(Recorded data)
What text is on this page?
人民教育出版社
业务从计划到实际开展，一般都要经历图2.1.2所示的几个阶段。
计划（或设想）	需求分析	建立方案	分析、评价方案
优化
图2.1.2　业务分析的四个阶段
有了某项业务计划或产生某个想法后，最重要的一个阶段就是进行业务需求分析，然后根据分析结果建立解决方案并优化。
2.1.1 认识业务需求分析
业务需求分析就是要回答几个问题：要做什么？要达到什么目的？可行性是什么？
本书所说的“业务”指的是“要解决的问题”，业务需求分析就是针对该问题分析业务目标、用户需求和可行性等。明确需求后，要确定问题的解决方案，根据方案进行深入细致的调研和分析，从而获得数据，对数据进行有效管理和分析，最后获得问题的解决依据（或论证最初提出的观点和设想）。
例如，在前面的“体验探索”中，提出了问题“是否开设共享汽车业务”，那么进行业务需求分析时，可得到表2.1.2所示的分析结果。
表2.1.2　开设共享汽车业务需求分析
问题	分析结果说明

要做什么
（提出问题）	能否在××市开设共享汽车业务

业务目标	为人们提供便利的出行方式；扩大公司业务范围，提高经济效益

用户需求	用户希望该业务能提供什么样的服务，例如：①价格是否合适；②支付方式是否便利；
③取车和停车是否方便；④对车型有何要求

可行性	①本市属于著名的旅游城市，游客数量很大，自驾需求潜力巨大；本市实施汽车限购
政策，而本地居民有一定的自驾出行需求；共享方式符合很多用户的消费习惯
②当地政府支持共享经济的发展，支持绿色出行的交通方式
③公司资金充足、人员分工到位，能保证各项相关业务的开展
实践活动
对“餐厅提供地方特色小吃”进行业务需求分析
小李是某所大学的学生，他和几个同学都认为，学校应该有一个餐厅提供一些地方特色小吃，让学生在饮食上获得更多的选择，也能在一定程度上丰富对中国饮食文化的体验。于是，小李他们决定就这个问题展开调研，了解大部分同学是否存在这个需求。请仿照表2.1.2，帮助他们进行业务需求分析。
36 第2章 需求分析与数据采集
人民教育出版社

## Your task
State how many lines of the material contain the string "要做什么", with no other words.

## Response to the exercise
2